**Exercise aim:** From the entries below, report how many lines contain the string "TPII". Give only that number.

Stored dataset items
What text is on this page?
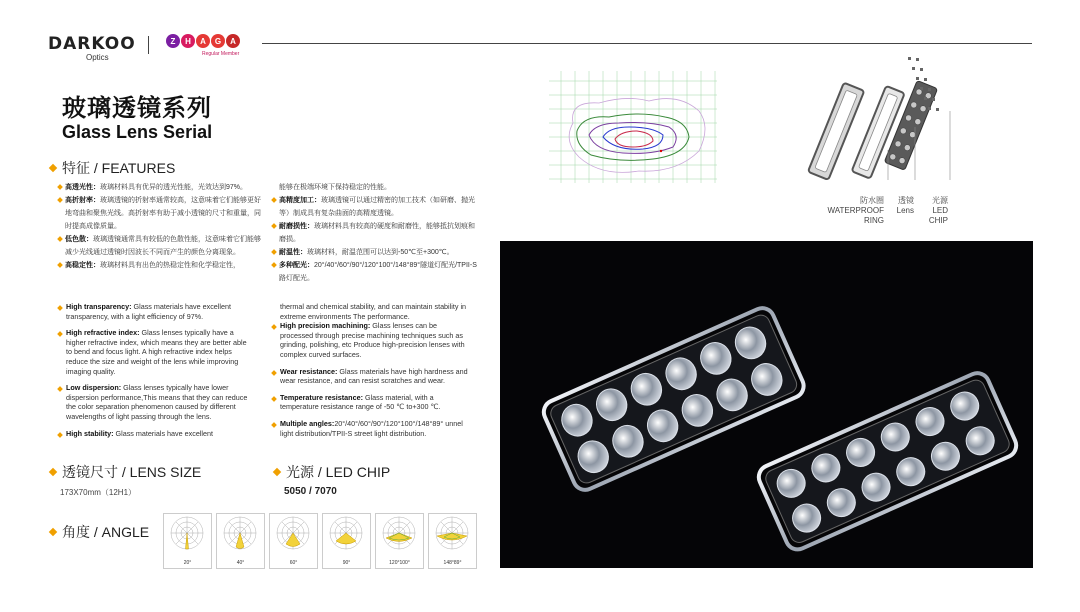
DARKOO
Optics
Z	H	A	G	A
Regular Member
玻璃透镜系列
Glass Lens Serial
特征 / FEATURES
高透光性：玻璃材料具有优异的透光性能，光效达到97%。
高折射率：玻璃透镜的折射率通常较高，这意味着它们能够更好地弯曲和聚焦光线。高折射率有助于减小透镜的尺寸和重量，同时提高成像质量。
低色散：玻璃透镜通常具有较低的色散性能，这意味着它们能够减少光线通过透镜时因波长不同而产生的颜色分离现象。
高稳定性：玻璃材料具有出色的热稳定性和化学稳定性，
能够在极端环境下保持稳定的性能。
高精度加工：玻璃透镜可以通过精密的加工技术（如研磨、抛光等）制成具有复杂曲面的高精度透镜。
耐磨损性：玻璃材料具有较高的硬度和耐磨性，能够抵抗划痕和磨损。
耐温性：玻璃材料，耐温范围可以达到-50℃至+300℃。
多种配光：20°/40°/60°/90°/120°100°/148°89°隧道灯配光/TPII-S路灯配光。
High transparency: Glass materials have excellent transparency, with a light efficiency of 97%.
High refractive index: Glass lenses typically have a higher refractive index, which means they are better able to bend and focus light. A high refractive index helps reduce the size and weight of the lens while improving imaging quality.
Low dispersion: Glass lenses typically have lower dispersion performance,This means that they can reduce the color separation phenomenon caused by different wavelengths of light passing through the lens.
High stability: Glass materials have excellent
thermal and chemical stability, and can maintain stability in extreme environments The performance.
High precision machining: Glass lenses can be processed through precise machining techniques such as grinding, polishing, etc Produce high-precision lenses with complex curved surfaces.
Wear resistance: Glass materials have high hardness and wear resistance, and can resist scratches and wear.
Temperature resistance: Glass material, with a temperature resistance range of -50 ℃ to+300 ℃.
Multiple angles:20°/40°/60°/90°/120°100°/148°89° unnel light distribution/TPII-S street light distribution.
透镜尺寸 / LENS SIZE
173X70mm（12H1）
光源 / LED CHIP
5050 / 7070
角度 / ANGLE
20°	40°	60°	90°	120°100°	148°89°
防水圈
WATERPROOF
RING
透镜
Lens
光源
LED
CHIP
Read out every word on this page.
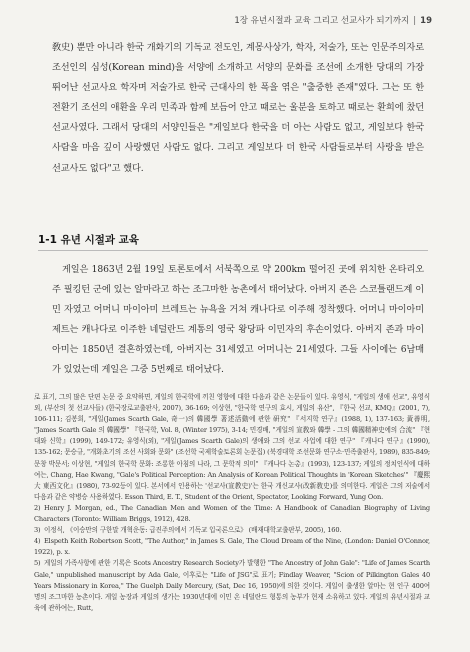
1장 유년시절과 교육 그리고 선교사가 되기까지 | 19

敎史) 뿐만 아니라 한국 개화기의 기독교 전도인, 계몽사상가, 학자, 저술가, 또는 인문주의자로 조선인의 심성(Korean mind)을 서양에 소개하고 서양의 문화를 조선에 소개한 당대의 가장 뛰어난 선교사요 학자며 저술가로 한국 근대사의 한 폭을 엮은 "출중한 존재"였다. 그는 또 한 전환기 조선의 애환을 우리 민족과 함께 보듬어 안고 때로는 울분을 토하고 때로는 환희에 찼던 선교사였다. 그래서 당대의 서양인들은 "게일보다 한국을 더 아는 사람도 없고, 게일보다 한국 사람을 마음 깊이 사랑했던 사람도 없다. 그리고 게일보다 더 한국 사람들로부터 사랑을 받은 선교사도 없다"고 했다.

1-1 유년 시절과 교육

게일은 1863년 2월 19일 토론토에서 서북쪽으로 약 200km 떨어진 곳에 위치한 온타리오 주 필킹턴 군에 있는 알마라고 하는 조그마한 농촌에서 태어났다. 아버지 존은 스코틀랜드계 이민 자였고 어머니 마이아미 브레트는 뉴욕을 거쳐 캐나다로 이주해 정착했다. 어머니 마이아미 제트는 캐나다로 이주한 네덜란드 계통의 영국 왕당파 이민자의 후손이었다. 아버지 존과 마이아미는 1850년 결혼하였는데, 아버지는 31세였고 어머니는 21세였다. 그들 사이에는 6남매가 있었는데 게일은 그중 5번째로 태어났다.

로 표기, 그의 많은 단편 논문 중 요약하면, 게일의 한국학에 끼친 영향에 대한 다음과 같은 논문들이 있다. 유영식, "게일의 생애 선교", 유영식 외, (부산의 첫 선교사들) (한국장로교출판사, 2007), 36-169; 이상현, "한국학 연구의 효시, 게일의 유산", 『한국 선교, KMQ』(2001, 7), 106-111; 김봉희, "게일(James Scarth Gale, 奇一)의 韓國學 著述活動에 관한 研究" 『서지학 연구』(1988, 1), 137-163; 黃善明, "James Scarth Gale 의 韓國學" 『한국학, Vol. 8, (Winter 1975), 3-14; 민경배, "게일의 宣敎와 韓學 - 그의 韓國精神史에의 合流" 『현대와 신학』(1999), 149-172; 유영식(외), "게일(James Scarth Gale)의 생애와 그의 선교 사업에 대한 연구" 『캐나다 연구』(1990), 135-162; 문승규, "개화초기의 조선 사회와 문화" (조선학 국제학술토론회 논문집) (북경대학 조선문화 연구소·민족출판사, 1989), 835-849; 문창 박문서; 이상현, "게일의 한국학 문화: 조롱한 아침의 나라, 그 문학적 의미" 『캐나다 논총』(1993), 123-137; 게일의 정치인식에 대하여는, Chang, Hae Kwang, "Gale's Political Perception: An Analysis of Korean Political Thoughts in 'Korean Sketches'" 『慶熙大 東西文化』(1980), 73-92등이 있다. 본서에서 인용하는 '선교사(宣教史)'는 한국 개신교사(改新敎史)를 의미한다. 게일은 그의 저술에서 다음과 같은 약병승 사용하였다. Esson Third, E. T., Student of the Orient, Spectator, Looking Forward, Yung Oon.

2) Henry J. Morgan, ed., The Canadian Men and Women of the Time: A Handbook of Canadian Biography of Living Characters (Toronto: William Briggs, 1912), 428.

3) 이정식, 《이승만의 구한말 개혁운동: 급진주의에서 기독교 입국론으로》 (배재대학교출판부, 2005), 160.

4) Elspeth Keith Robertson Scott, "The Author," in James S. Gale, The Cloud Dream of the Nine, (London: Daniel O'Connor, 1922), p. x.

5) 게일의 가족사항에 관한 기록은 Scots Ancestry Research Society가 발행한 "The Ancestry of John Gale": "Life of James Scarth Gale," unpublished manuscript by Ada Gale, 이후로는 "Life of JSG"로 표기; Findlay Weaver, "Scion of Pilkington Gales 40 Years Missionary in Korea," The Guelph Daily Mercury, (Sat, Dec 16, 1950)에 의한 것이다. 게일이 출생한 알마는 현 인구 400여 명의 조그마한 농촌이다. 게일 농장과 게일의 생가는 1930년대에 이민 온 네덜란드 형통의 농부가 현재 소유하고 있다. 게일의 유년시절과 교육에 관하여는, Rutt,
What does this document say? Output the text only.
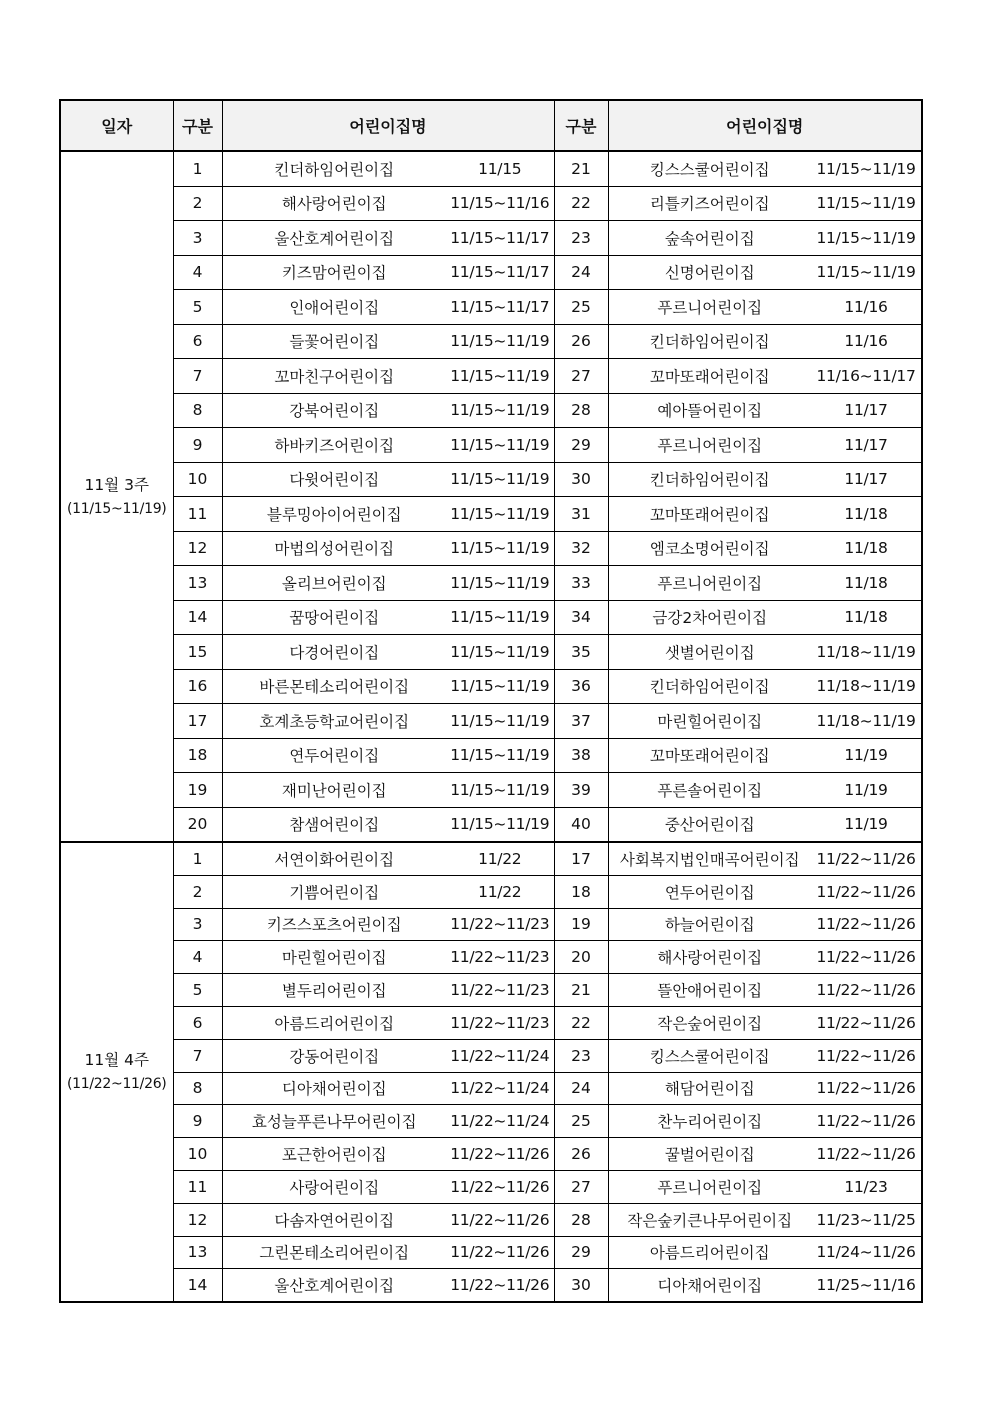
일자	구분	어린이집명		구분	어린이집명	

11월 3주
(11/15~11/19)	1	킨더하임어린이집	11/15	21	킹스스쿨어린이집	11/15~11/19
	2	해사랑어린이집	11/15~11/16	22	리틀키즈어린이집	11/15~11/19
	3	울산호계어린이집	11/15~11/17	23	숲속어린이집	11/15~11/19
	4	키즈맘어린이집	11/15~11/17	24	신명어린이집	11/15~11/19
	5	인애어린이집	11/15~11/17	25	푸르니어린이집	11/16
	6	들꽃어린이집	11/15~11/19	26	킨더하임어린이집	11/16
	7	꼬마친구어린이집	11/15~11/19	27	꼬마또래어린이집	11/16~11/17
	8	강북어린이집	11/15~11/19	28	예아뜰어린이집	11/17
	9	하바키즈어린이집	11/15~11/19	29	푸르니어린이집	11/17
	10	다윗어린이집	11/15~11/19	30	킨더하임어린이집	11/17
	11	블루밍아이어린이집	11/15~11/19	31	꼬마또래어린이집	11/18
	12	마법의성어린이집	11/15~11/19	32	엠코소명어린이집	11/18
	13	올리브어린이집	11/15~11/19	33	푸르니어린이집	11/18
	14	꿈땅어린이집	11/15~11/19	34	금강2차어린이집	11/18
	15	다경어린이집	11/15~11/19	35	샛별어린이집	11/18~11/19
	16	바른몬테소리어린이집	11/15~11/19	36	킨더하임어린이집	11/18~11/19
	17	호계초등학교어린이집	11/15~11/19	37	마린힐어린이집	11/18~11/19
	18	연두어린이집	11/15~11/19	38	꼬마또래어린이집	11/19
	19	재미난어린이집	11/15~11/19	39	푸른솔어린이집	11/19
	20	참샘어린이집	11/15~11/19	40	중산어린이집	11/19

11월 4주
(11/22~11/26)	1	서연이화어린이집	11/22	17	사회복지법인매곡어린이집	11/22~11/26
	2	기쁨어린이집	11/22	18	연두어린이집	11/22~11/26
	3	키즈스포츠어린이집	11/22~11/23	19	하늘어린이집	11/22~11/26
	4	마린힐어린이집	11/22~11/23	20	해사랑어린이집	11/22~11/26
	5	별두리어린이집	11/22~11/23	21	뜰안애어린이집	11/22~11/26
	6	아름드리어린이집	11/22~11/23	22	작은숲어린이집	11/22~11/26
	7	강동어린이집	11/22~11/24	23	킹스스쿨어린이집	11/22~11/26
	8	디아채어린이집	11/22~11/24	24	해담어린이집	11/22~11/26
	9	효성늘푸른나무어린이집	11/22~11/24	25	찬누리어린이집	11/22~11/26
	10	포근한어린이집	11/22~11/26	26	꿀벌어린이집	11/22~11/26
	11	사랑어린이집	11/22~11/26	27	푸르니어린이집	11/23
	12	다솜자연어린이집	11/22~11/26	28	작은숲키큰나무어린이집	11/23~11/25
	13	그린몬테소리어린이집	11/22~11/26	29	아름드리어린이집	11/24~11/26
	14	울산호계어린이집	11/22~11/26	30	디아채어린이집	11/25~11/16
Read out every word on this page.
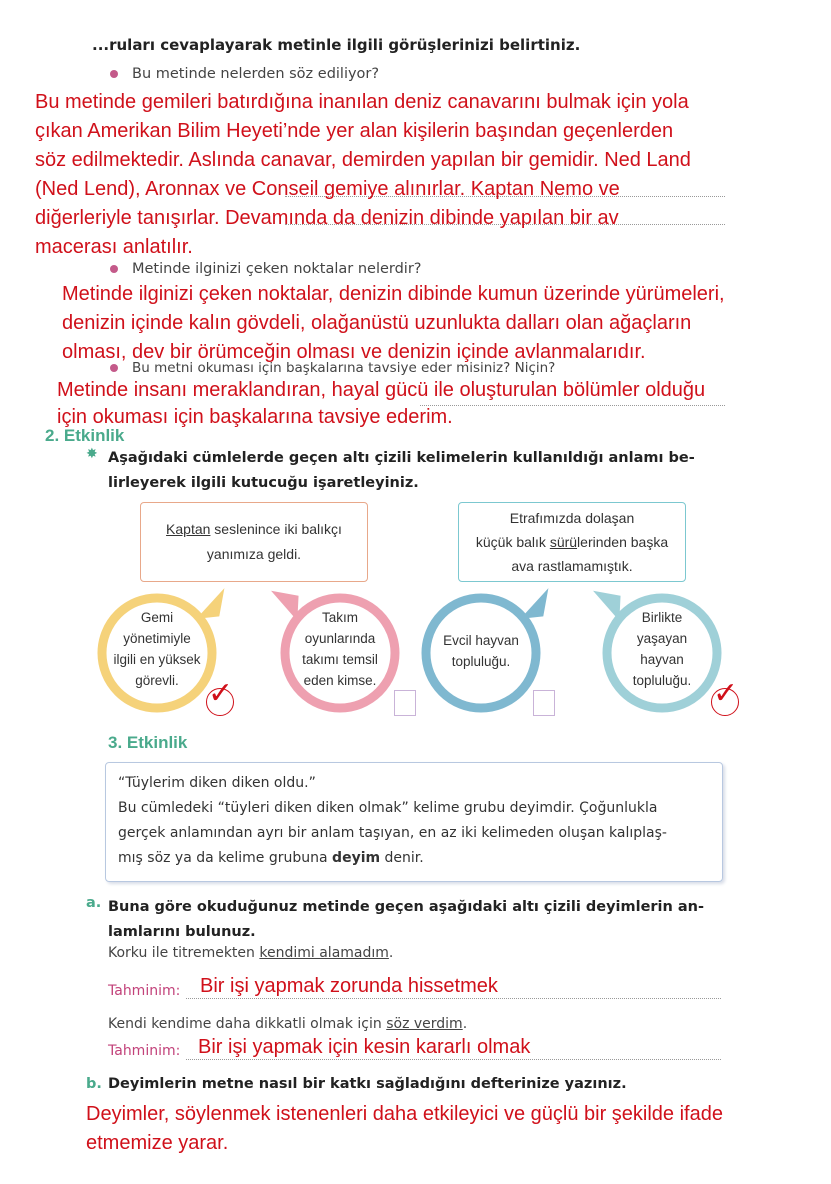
...ruları cevaplayarak metinle ilgili görüşlerinizi belirtiniz.
Bu metinde nelerden söz ediliyor?
Bu metinde gemileri batırdığına inanılan deniz canavarını bulmak için yola
çıkan Amerikan Bilim Heyeti’nde yer alan kişilerin başından geçenlerden
söz edilmektedir. Aslında canavar, demirden yapılan bir gemidir. Ned Land
(Ned Lend), Aronnax ve Conseil gemiye alınırlar. Kaptan Nemo ve
diğerleriyle tanışırlar. Devamında da denizin dibinde yapılan bir av
macerası anlatılır.
Metinde ilginizi çeken noktalar nelerdir?
Metinde ilginizi çeken noktalar, denizin dibinde kumun üzerinde yürümeleri,
denizin içinde kalın gövdeli, olağanüstü uzunlukta dalları olan ağaçların
olması, dev bir örümceğin olması ve denizin içinde avlanmalarıdır.
Bu metni okuması için başkalarına tavsiye eder misiniz? Niçin?
Metinde insanı meraklandıran, hayal gücü ile oluşturulan bölümler olduğu
için okuması için başkalarına tavsiye ederim.
2. Etkinlik
✸ Aşağıdaki cümlelerde geçen altı çizili kelimelerin kullanıldığı anlamı be-
lirleyerek ilgili kutucuğu işaretleyiniz.
Kaptan seslenince iki balıkçı
yanımıza geldi.
Etrafımızda dolaşan
küçük balık sürülerinden başka
ava rastlamamıştık.
Gemi
yönetimiyle
ilgili en yüksek
görevli.
Takım
oyunlarında
takımı temsil
eden kimse.
Evcil hayvan
topluluğu.
Birlikte
yaşayan
hayvan
topluluğu.
✓	✓
3. Etkinlik
“Tüylerim diken diken oldu.”
Bu cümledeki “tüyleri diken diken olmak” kelime grubu deyimdir. Çoğunlukla
gerçek anlamından ayrı bir anlam taşıyan, en az iki kelimeden oluşan kalıplaş-
mış söz ya da kelime grubuna deyim denir.
a. Buna göre okuduğunuz metinde geçen aşağıdaki altı çizili deyimlerin an-
lamlarını bulunuz.
Korku ile titremekten kendimi alamadım.
Tahminim: Bir işi yapmak zorunda hissetmek
Kendi kendime daha dikkatli olmak için söz verdim.
Tahminim: Bir işi yapmak için kesin kararlı olmak
b. Deyimlerin metne nasıl bir katkı sağladığını defterinize yazınız.
Deyimler, söylenmek istenenleri daha etkileyici ve güçlü bir şekilde ifade
etmemize yarar.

**Written solution:** 2